» INSTRUCTION:
Search the listing below for the string "couples" and copy every line where it occurs.

Collected data
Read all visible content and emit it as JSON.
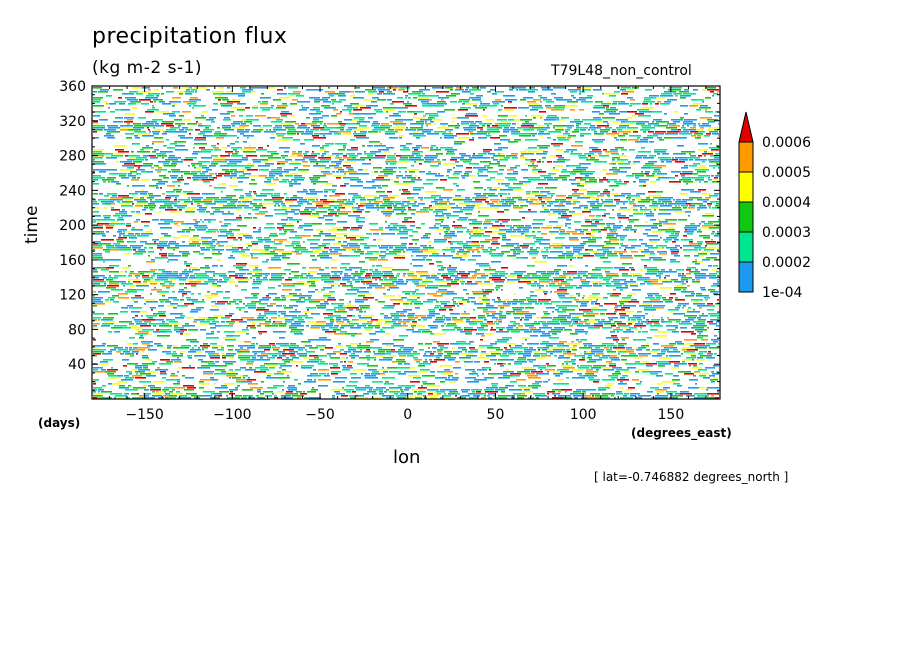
{
  "chart_data": {
    "type": "heatmap",
    "title": "precipitation flux",
    "units": "(kg m-2 s-1)",
    "run_label": "T79L48_non_control",
    "xlabel": "lon",
    "x_units": "(degrees_east)",
    "ylabel": "time",
    "y_units": "(days)",
    "annotation": "[ lat=-0.746882 degrees_north ]",
    "xlim": [
      -180,
      178
    ],
    "ylim": [
      0,
      360
    ],
    "x_ticks": [
      -150,
      -100,
      -50,
      0,
      50,
      100,
      150
    ],
    "x_tick_labels": [
      "−150",
      "−100",
      "−50",
      "0",
      "50",
      "100",
      "150"
    ],
    "y_ticks": [
      40,
      80,
      120,
      160,
      200,
      240,
      280,
      320,
      360
    ],
    "colorbar": {
      "levels": [
        0.0001,
        0.0002,
        0.0003,
        0.0004,
        0.0005,
        0.0006
      ],
      "level_labels": [
        "1e-04",
        "0.0002",
        "0.0003",
        "0.0004",
        "0.0005",
        "0.0006"
      ],
      "colors": [
        "#1e9bf0",
        "#00e58f",
        "#10c810",
        "#ffff00",
        "#ff9900",
        "#e00000"
      ],
      "extend": "max"
    }
  }
}
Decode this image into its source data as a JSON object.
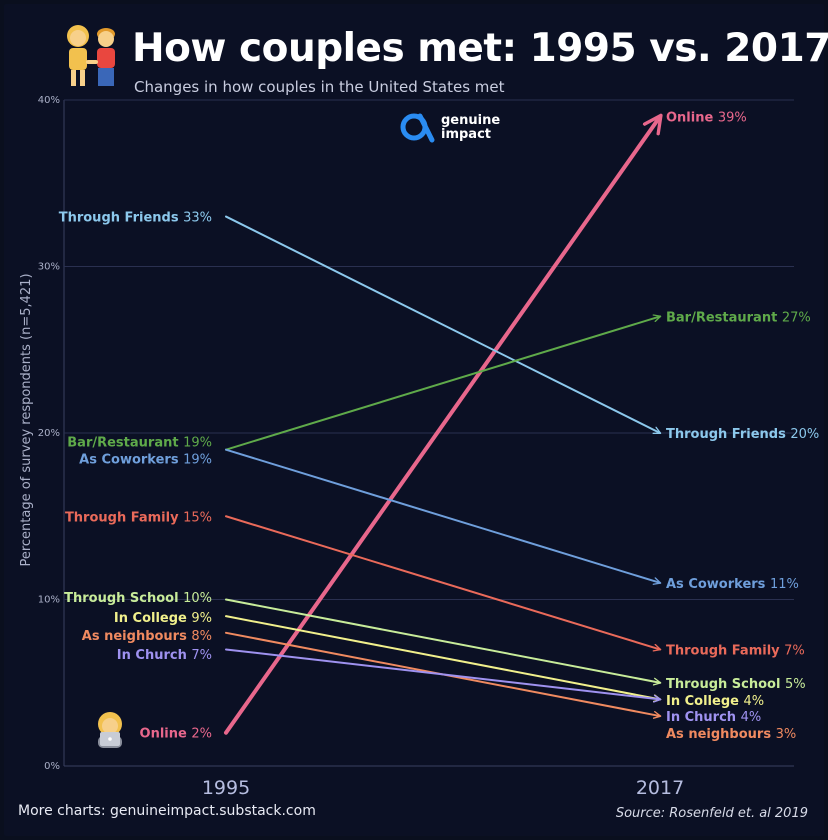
{
  "header": {
    "title": "How couples met: 1995 vs. 2017",
    "subtitle": "Changes in how couples in the United States met"
  },
  "logo": {
    "line1": "genuine",
    "line2": "impact",
    "icon": "genuine-impact-logo"
  },
  "footer": {
    "more_charts": "More charts: genuineimpact.substack.com",
    "source": "Source: Rosenfeld et. al 2019"
  },
  "icons": {
    "couple": "couple-emoji-icon",
    "person_laptop": "person-with-laptop-icon"
  },
  "chart_data": {
    "type": "line",
    "categories": [
      "1995",
      "2017"
    ],
    "ylabel": "Percentage of survey respondents (n=5,421)",
    "ylim": [
      0,
      40
    ],
    "yticks": [
      "0%",
      "10%",
      "20%",
      "30%",
      "40%"
    ],
    "grid": true,
    "series": [
      {
        "name": "Online",
        "values": [
          2,
          39
        ],
        "color": "#e8678c",
        "start_label": "Online 2%",
        "end_label": "Online 39%",
        "start_name": "Online",
        "start_val": "2%",
        "end_name": "Online",
        "end_val": "39%"
      },
      {
        "name": "Through Friends",
        "values": [
          33,
          20
        ],
        "color": "#8cc8ec",
        "start_name": "Through Friends",
        "start_val": "33%",
        "end_name": "Through Friends",
        "end_val": "20%"
      },
      {
        "name": "Bar/Restaurant",
        "values": [
          19,
          27
        ],
        "color": "#5faa4a",
        "start_name": "Bar/Restaurant",
        "start_val": "19%",
        "end_name": "Bar/Restaurant",
        "end_val": "27%"
      },
      {
        "name": "As Coworkers",
        "values": [
          19,
          11
        ],
        "color": "#6f9fdc",
        "start_name": "As Coworkers",
        "start_val": "19%",
        "end_name": "As Coworkers",
        "end_val": "11%"
      },
      {
        "name": "Through Family",
        "values": [
          15,
          7
        ],
        "color": "#ea6a5a",
        "start_name": "Through Family",
        "start_val": "15%",
        "end_name": "Through Family",
        "end_val": "7%"
      },
      {
        "name": "Through School",
        "values": [
          10,
          5
        ],
        "color": "#c8ec9a",
        "start_name": "Through School",
        "start_val": "10%",
        "end_name": "Through School",
        "end_val": "5%"
      },
      {
        "name": "In College",
        "values": [
          9,
          4
        ],
        "color": "#f1f08c",
        "start_name": "In College",
        "start_val": "9%",
        "end_name": "In College",
        "end_val": "4%"
      },
      {
        "name": "As neighbours",
        "values": [
          8,
          3
        ],
        "color": "#f08a60",
        "start_name": "As neighbours",
        "start_val": "8%",
        "end_name": "As neighbours",
        "end_val": "3%"
      },
      {
        "name": "In Church",
        "values": [
          7,
          4
        ],
        "color": "#9f92f0",
        "start_name": "In Church",
        "start_val": "7%",
        "end_name": "In Church",
        "end_val": "4%"
      }
    ]
  }
}
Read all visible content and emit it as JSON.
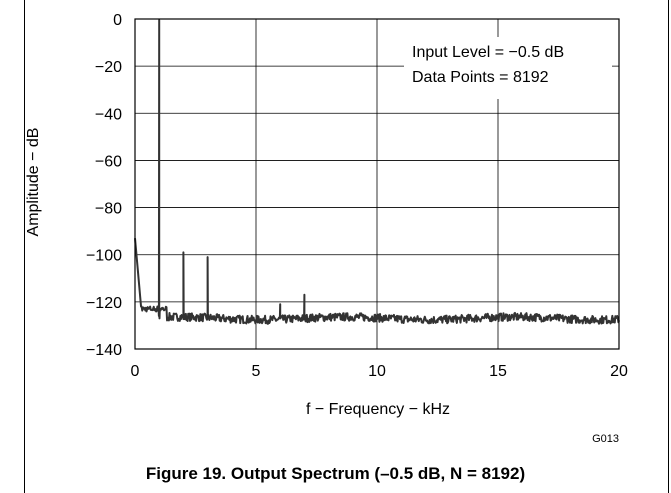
{
  "figure": {
    "caption": "Figure 19. Output Spectrum (–0.5 dB, N = 8192)",
    "code": "G013"
  },
  "chart_data": {
    "type": "line",
    "xlabel": "f − Frequency − kHz",
    "ylabel": "Amplitude − dB",
    "xlim": [
      0,
      20
    ],
    "ylim": [
      -140,
      0
    ],
    "x_ticks": [
      0,
      5,
      10,
      15,
      20
    ],
    "x_tick_labels": [
      "0",
      "5",
      "10",
      "15",
      "20"
    ],
    "y_ticks": [
      0,
      -20,
      -40,
      -60,
      -80,
      -100,
      -120,
      -140
    ],
    "y_tick_labels": [
      "0",
      "−20",
      "−40",
      "−60",
      "−80",
      "−100",
      "−120",
      "−140"
    ],
    "grid": true,
    "annotations": [
      "Input Level = −0.5 dB",
      "Data Points = 8192"
    ],
    "noise_floor_db": -127,
    "peaks": [
      {
        "x": 0.0,
        "y": -93
      },
      {
        "x": 1.0,
        "y": -0.5
      },
      {
        "x": 2.0,
        "y": -99
      },
      {
        "x": 3.0,
        "y": -101
      },
      {
        "x": 6.0,
        "y": -121
      },
      {
        "x": 7.0,
        "y": -117
      }
    ],
    "series_color": "#333333"
  }
}
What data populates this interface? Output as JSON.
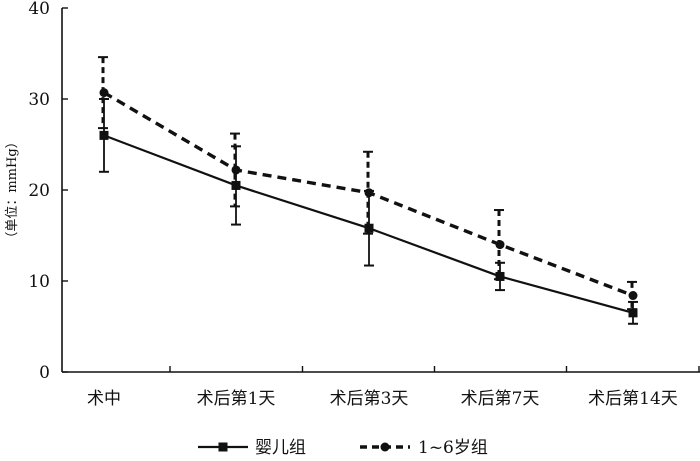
{
  "chart_data": {
    "type": "line",
    "title": "",
    "xlabel": "",
    "ylabel": "（单位：mmHg）",
    "ylim": [
      0,
      40
    ],
    "yticks": [
      0,
      10,
      20,
      30,
      40
    ],
    "categories": [
      "术中",
      "术后第1天",
      "术后第3天",
      "术后第7天",
      "术后第14天"
    ],
    "grid": false,
    "legend": "bottom",
    "series": [
      {
        "name": "婴儿组",
        "style": "solid",
        "marker": "square",
        "color": "#111111",
        "values": [
          26.0,
          20.5,
          15.8,
          10.5,
          6.5
        ],
        "error": [
          4.0,
          4.3,
          4.1,
          1.5,
          1.2
        ]
      },
      {
        "name": "1~6岁组",
        "style": "dashed",
        "marker": "circle",
        "color": "#111111",
        "values": [
          30.7,
          22.2,
          19.7,
          14.0,
          8.4
        ],
        "error": [
          3.9,
          4.0,
          4.5,
          3.8,
          1.5
        ]
      }
    ]
  }
}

» WORKED ANSWER:
    "title": "How couples met: 1995 vs. 2017",
    "subtitle": "Changes in how couples in the United States met"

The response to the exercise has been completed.